» **Your goal**
All of the data must be returned word for word.

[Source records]
━━━━━━━━━━━━━━━━

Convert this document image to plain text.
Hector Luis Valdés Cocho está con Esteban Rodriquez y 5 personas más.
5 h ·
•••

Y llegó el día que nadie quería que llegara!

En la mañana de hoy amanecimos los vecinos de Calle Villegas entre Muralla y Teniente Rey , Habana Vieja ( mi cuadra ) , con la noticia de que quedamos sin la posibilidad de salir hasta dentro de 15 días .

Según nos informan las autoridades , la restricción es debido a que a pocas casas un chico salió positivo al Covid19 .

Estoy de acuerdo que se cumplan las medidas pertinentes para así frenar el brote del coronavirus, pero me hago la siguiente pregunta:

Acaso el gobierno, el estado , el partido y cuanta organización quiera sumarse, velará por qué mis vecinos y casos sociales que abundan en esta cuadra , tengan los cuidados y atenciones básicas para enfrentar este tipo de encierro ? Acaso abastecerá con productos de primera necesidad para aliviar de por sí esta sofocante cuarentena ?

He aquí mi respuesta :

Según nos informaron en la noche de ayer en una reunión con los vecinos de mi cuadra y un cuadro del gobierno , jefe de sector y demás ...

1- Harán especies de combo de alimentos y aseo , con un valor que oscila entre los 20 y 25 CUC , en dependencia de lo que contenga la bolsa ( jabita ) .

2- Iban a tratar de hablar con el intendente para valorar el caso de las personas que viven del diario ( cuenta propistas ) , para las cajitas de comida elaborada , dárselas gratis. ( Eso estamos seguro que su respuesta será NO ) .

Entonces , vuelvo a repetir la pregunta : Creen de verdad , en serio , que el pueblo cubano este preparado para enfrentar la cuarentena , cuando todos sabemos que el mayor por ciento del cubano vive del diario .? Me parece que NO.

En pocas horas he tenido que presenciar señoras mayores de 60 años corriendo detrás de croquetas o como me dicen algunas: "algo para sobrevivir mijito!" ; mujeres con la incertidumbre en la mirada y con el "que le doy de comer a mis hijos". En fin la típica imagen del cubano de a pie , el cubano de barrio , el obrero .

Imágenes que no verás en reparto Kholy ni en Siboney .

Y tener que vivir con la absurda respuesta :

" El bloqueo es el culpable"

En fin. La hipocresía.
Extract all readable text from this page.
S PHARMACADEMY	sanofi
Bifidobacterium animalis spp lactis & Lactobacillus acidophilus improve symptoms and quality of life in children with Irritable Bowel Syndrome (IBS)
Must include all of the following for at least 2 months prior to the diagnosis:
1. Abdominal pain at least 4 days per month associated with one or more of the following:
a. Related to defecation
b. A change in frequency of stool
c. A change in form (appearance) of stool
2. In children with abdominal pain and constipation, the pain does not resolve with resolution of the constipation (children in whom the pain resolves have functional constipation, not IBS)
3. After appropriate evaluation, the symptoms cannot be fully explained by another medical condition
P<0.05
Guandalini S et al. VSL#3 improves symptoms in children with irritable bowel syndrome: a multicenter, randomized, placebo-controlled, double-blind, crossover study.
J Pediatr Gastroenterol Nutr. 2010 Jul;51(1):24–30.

━━━━━━━━━━━━━━━━

» **Response area**
Convert this document image to plain text.
Hector Luis Valdés Cocho está con Esteban Rodriquez y 5 personas más.
5 h ·
•••

Y llegó el día que nadie quería que llegara!

En la mañana de hoy amanecimos los vecinos de Calle Villegas entre Muralla y Teniente Rey , Habana Vieja ( mi cuadra ) , con la noticia de que quedamos sin la posibilidad de salir hasta dentro de 15 días .

Según nos informan las autoridades , la restricción es debido a que a pocas casas un chico salió positivo al Covid19 .

Estoy de acuerdo que se cumplan las medidas pertinentes para así frenar el brote del coronavirus, pero me hago la siguiente pregunta:

Acaso el gobierno, el estado , el partido y cuanta organización quiera sumarse, velará por qué mis vecinos y casos sociales que abundan en esta cuadra , tengan los cuidados y atenciones básicas para enfrentar este tipo de encierro ? Acaso abastecerá con productos de primera necesidad para aliviar de por sí esta sofocante cuarentena ?

He aquí mi respuesta :

Según nos informaron en la noche de ayer en una reunión con los vecinos de mi cuadra y un cuadro del gobierno , jefe de sector y demás ...

1- Harán especies de combo de alimentos y aseo , con un valor que oscila entre los 20 y 25 CUC , en dependencia de lo que contenga la bolsa ( jabita ) .

2- Iban a tratar de hablar con el intendente para valorar el caso de las personas que viven del diario ( cuenta propistas ) , para las cajitas de comida elaborada , dárselas gratis. ( Eso estamos seguro que su respuesta será NO ) .

Entonces , vuelvo a repetir la pregunta : Creen de verdad , en serio , que el pueblo cubano este preparado para enfrentar la cuarentena , cuando todos sabemos que el mayor por ciento del cubano vive del diario .? Me parece que NO.

En pocas horas he tenido que presenciar señoras mayores de 60 años corriendo detrás de croquetas o como me dicen algunas: "algo para sobrevivir mijito!" ; mujeres con la incertidumbre en la mirada y con el "que le doy de comer a mis hijos". En fin la típica imagen del cubano de a pie , el cubano de barrio , el obrero .

Imágenes que no verás en reparto Kholy ni en Siboney .

Y tener que vivir con la absurda respuesta :

" El bloqueo es el culpable"

En fin. La hipocresía.
Extract all readable text from this page.
S PHARMACADEMY	sanofi
Bifidobacterium animalis spp lactis & Lactobacillus acidophilus improve symptoms and quality of life in children with Irritable Bowel Syndrome (IBS)
Must include all of the following for at least 2 months prior to the diagnosis:
1. Abdominal pain at least 4 days per month associated with one or more of the following:
a. Related to defecation
b. A change in frequency of stool
c. A change in form (appearance) of stool
2. In children with abdominal pain and constipation, the pain does not resolve with resolution of the constipation (children in whom the pain resolves have functional constipation, not IBS)
3. After appropriate evaluation, the symptoms cannot be fully explained by another medical condition
P<0.05
Guandalini S et al. VSL#3 improves symptoms in children with irritable bowel syndrome: a multicenter, randomized, placebo-controlled, double-blind, crossover study.
J Pediatr Gastroenterol Nutr. 2010 Jul;51(1):24–30.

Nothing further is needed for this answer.